### GIVEN PASSAGE ###

The same app will find local charging stations (presuming there are any) and even keep a running tab on your CO2 emissions and money saved by motoring so virtuously on electricity.
You can even — and this is by far the coolest feature — pre-heat (or cool, if it’s summer) the Focus Electric’s cabin before you drive away. The MyFord app does this, because the Electric’s range is maximized if the interior has been acclimatized while plugged in rather than wasting precious battery charge to do it. Personally, I think it’s just cool to be able to climb into a nice, toasty-warm cabin for the morning commute.
There’s even a braking “coach” on board. A display in the instrument cluster tells you when you’re maximizing regenerative braking. (As with all aspects of EV and hybrid optimization, easy does it. Longer, gentler braking periods are more effective at recharging the battery than short, abrupt stops.) Even the Focus EV’s navigational system gets in on this range-extending customization. With an EcoRoute function, you can choose an alternative path to your desired destination that wastes fewer electrons, extending the car’s range a smidgen.
More prophetic, though, is the “Can I get there?” function. As useful as it may be, however, it may also be a constant reminder of the EV’s shortcomings. And, naturally, the Focus EV has to have a little display telling the driver how virtuously he or she is driving. In Ford’s case, it’s a series of blue butterflies — the more butterflies you have, the more of a “butterfly effect — in which a small change can have an enormous impact.” Or so it says in Ford’s press material.

### RECORDED INFORMATION ###

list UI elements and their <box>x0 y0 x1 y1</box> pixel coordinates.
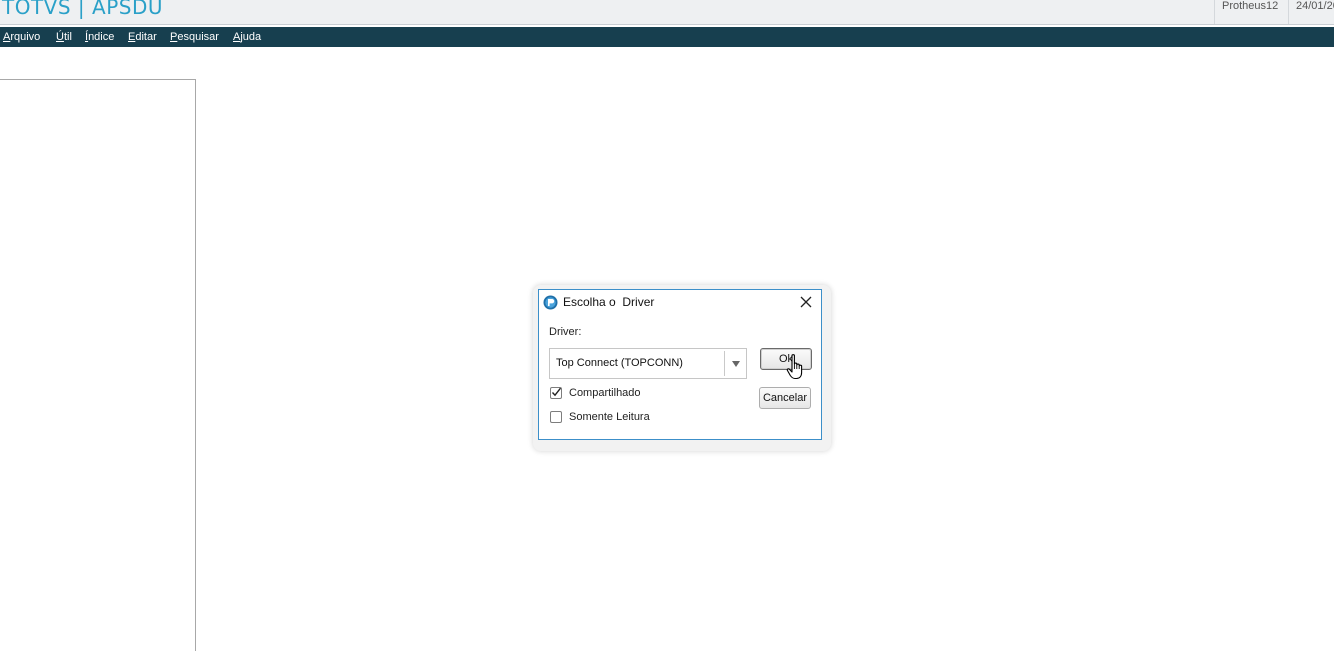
driver-select[interactable]: Top Connect (TOPCONN) <box>549 348 747 379</box>
protheus-app-icon <box>543 295 558 310</box>
choose-driver-dialog: Escolha o Driver Driver: Top Connect (TO… <box>538 289 822 440</box>
menu-arquivo[interactable]: Arquivo <box>3 30 40 44</box>
cancel-button[interactable]: Cancelar <box>759 387 811 409</box>
readonly-checkbox-label[interactable]: Somente Leitura <box>569 411 650 423</box>
menu-bar: Arquivo Útil Índice Editar Pesquisar Aju… <box>0 27 1334 47</box>
close-icon[interactable] <box>797 293 815 311</box>
date-status: 24/01/20 <box>1288 0 1334 24</box>
menu-ajuda[interactable]: Ajuda <box>233 30 261 44</box>
hand-pointer-cursor <box>786 354 803 380</box>
environment-status: Protheus12 <box>1214 0 1288 24</box>
checkmark-icon <box>551 387 562 397</box>
dropdown-arrow-icon[interactable] <box>730 359 742 369</box>
menu-pesquisar[interactable]: Pesquisar <box>170 30 219 44</box>
menu-indice[interactable]: Índice <box>85 30 114 44</box>
readonly-checkbox[interactable] <box>550 411 562 423</box>
apsdu-window: TOTVS | APSDU Protheus12 24/01/20 Arquiv… <box>0 0 1334 651</box>
select-divider <box>724 351 725 376</box>
dialog-title: Escolha o Driver <box>563 295 655 309</box>
menu-util[interactable]: Útil <box>56 30 72 44</box>
driver-select-value: Top Connect (TOPCONN) <box>556 357 683 369</box>
left-panel <box>0 79 196 651</box>
driver-label: Driver: <box>549 326 582 338</box>
menu-editar[interactable]: Editar <box>128 30 157 44</box>
app-title: TOTVS | APSDU <box>2 0 163 19</box>
shared-checkbox-label[interactable]: Compartilhado <box>569 387 641 399</box>
shared-checkbox[interactable] <box>550 387 562 399</box>
title-bar: TOTVS | APSDU Protheus12 24/01/20 <box>0 0 1334 25</box>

###

* **EXERCISE INSTRUCTIONS**: Pull out the portion of the Focus Electric text above that runs from "There’s even a" to "range a smidgen.", word for word.

* **TASK ANSWER**:
There’s even a braking “coach” on board. A display in the instrument cluster tells you when you’re maximizing regenerative braking. (As with all aspects of EV and hybrid optimization, easy does it. Longer, gentler braking periods are more effective at recharging the battery than short, abrupt stops.) Even the Focus EV’s navigational system gets in on this range-extending customization. With an EcoRoute function, you can choose an alternative path to your desired destination that wastes fewer electrons, extending the car’s range a smidgen.